**What you should do**
Copy, in full, each line of the material that holds the word "IvyPanda".

* Start Supplied information *

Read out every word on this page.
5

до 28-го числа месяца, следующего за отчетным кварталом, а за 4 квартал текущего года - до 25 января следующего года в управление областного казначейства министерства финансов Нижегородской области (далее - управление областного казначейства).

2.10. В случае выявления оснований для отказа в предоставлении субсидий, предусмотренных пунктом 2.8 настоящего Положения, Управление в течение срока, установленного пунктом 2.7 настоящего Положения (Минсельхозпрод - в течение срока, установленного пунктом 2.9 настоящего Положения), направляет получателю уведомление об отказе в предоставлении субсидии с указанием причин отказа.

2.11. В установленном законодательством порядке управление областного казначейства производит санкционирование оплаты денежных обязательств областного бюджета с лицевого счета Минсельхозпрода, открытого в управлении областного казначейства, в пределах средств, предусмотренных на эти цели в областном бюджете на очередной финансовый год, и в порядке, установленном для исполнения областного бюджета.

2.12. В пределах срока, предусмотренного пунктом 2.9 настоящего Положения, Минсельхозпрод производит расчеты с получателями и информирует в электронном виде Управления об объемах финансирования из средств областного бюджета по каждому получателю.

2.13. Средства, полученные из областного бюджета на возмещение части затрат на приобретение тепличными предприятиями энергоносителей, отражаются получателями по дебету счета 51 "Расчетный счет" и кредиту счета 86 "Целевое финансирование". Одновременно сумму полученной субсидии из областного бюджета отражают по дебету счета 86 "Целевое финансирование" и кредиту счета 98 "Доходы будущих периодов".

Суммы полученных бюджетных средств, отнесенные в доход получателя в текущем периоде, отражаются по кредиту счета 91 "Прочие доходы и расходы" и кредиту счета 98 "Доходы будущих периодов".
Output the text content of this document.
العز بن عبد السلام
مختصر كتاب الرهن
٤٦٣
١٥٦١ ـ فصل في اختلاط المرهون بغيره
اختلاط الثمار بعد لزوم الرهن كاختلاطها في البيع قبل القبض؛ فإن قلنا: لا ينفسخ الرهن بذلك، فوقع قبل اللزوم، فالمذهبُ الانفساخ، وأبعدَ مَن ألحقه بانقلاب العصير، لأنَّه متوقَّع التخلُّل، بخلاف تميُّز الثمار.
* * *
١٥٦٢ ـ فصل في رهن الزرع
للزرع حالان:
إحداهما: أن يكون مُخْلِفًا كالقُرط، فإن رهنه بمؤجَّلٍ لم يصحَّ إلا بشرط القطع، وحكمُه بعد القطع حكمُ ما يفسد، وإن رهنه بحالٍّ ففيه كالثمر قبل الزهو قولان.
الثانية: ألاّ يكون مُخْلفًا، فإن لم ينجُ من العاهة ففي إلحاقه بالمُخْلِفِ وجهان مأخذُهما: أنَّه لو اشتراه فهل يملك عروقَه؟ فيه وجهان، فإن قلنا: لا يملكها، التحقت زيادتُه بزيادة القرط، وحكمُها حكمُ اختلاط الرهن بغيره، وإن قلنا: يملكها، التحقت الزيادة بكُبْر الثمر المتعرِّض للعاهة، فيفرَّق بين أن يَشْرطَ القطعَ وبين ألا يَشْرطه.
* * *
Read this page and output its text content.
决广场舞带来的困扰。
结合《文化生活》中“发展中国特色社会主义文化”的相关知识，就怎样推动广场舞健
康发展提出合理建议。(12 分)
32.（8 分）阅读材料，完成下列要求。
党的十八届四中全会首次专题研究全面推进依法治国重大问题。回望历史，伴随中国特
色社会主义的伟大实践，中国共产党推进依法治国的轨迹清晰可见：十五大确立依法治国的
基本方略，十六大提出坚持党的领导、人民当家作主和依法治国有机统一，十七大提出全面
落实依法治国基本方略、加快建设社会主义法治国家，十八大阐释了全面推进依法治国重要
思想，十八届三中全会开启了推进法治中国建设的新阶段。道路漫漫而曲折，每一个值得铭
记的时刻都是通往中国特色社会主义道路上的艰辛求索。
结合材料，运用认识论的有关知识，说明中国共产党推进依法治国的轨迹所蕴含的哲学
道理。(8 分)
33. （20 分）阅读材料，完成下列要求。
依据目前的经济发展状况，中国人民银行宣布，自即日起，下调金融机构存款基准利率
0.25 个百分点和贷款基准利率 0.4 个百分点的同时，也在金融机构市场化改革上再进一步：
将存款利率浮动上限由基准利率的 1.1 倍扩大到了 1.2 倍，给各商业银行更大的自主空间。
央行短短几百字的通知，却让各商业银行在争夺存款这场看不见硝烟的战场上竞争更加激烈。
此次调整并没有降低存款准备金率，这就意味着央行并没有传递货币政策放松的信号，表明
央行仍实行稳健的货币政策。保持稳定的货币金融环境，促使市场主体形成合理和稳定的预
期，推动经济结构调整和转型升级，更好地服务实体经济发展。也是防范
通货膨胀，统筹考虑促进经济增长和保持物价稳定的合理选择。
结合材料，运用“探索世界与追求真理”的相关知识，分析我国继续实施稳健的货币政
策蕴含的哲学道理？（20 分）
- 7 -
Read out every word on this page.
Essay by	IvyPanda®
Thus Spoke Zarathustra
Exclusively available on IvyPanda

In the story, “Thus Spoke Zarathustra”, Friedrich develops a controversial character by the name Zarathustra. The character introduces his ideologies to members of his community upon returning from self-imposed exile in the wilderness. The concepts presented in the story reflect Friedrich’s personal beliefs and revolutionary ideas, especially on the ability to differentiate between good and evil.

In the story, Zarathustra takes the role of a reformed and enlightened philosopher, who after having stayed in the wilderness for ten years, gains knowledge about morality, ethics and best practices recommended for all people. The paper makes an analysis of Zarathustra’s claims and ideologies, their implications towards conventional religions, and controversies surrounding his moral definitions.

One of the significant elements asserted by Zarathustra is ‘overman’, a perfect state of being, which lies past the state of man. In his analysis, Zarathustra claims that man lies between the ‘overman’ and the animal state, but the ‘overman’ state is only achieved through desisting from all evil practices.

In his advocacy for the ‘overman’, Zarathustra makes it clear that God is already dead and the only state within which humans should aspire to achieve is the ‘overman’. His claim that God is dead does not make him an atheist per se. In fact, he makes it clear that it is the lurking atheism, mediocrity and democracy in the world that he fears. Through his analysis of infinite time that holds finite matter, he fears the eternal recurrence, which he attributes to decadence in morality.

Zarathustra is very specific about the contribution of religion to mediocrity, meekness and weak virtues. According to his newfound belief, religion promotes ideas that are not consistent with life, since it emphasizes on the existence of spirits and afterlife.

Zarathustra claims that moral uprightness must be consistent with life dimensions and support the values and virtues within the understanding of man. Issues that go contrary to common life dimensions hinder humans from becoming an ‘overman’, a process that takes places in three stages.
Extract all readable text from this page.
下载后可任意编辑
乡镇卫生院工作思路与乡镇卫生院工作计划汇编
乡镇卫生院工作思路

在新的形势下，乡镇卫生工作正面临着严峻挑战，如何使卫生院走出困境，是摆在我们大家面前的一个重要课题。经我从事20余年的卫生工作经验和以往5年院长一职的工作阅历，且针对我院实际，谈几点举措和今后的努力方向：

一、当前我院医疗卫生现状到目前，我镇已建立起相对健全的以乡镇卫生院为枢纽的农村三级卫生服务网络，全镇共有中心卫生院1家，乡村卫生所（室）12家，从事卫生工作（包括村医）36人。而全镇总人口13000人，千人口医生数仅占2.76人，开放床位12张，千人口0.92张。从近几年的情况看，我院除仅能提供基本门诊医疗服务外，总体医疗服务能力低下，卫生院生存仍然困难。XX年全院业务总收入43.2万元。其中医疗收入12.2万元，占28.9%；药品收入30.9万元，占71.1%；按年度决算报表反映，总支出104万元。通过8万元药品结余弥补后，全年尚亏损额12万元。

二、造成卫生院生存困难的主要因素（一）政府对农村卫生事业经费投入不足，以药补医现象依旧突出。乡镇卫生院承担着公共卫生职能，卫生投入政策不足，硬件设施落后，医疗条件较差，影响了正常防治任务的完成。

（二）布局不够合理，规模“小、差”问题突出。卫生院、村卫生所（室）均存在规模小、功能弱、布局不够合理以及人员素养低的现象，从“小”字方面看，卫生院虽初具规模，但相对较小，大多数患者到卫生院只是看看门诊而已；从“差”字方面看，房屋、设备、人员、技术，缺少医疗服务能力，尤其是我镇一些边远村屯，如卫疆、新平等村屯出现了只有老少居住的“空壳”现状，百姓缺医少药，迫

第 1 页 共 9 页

* End Supplied information *

**Completed task**
Essay by	IvyPanda®
Exclusively available on IvyPanda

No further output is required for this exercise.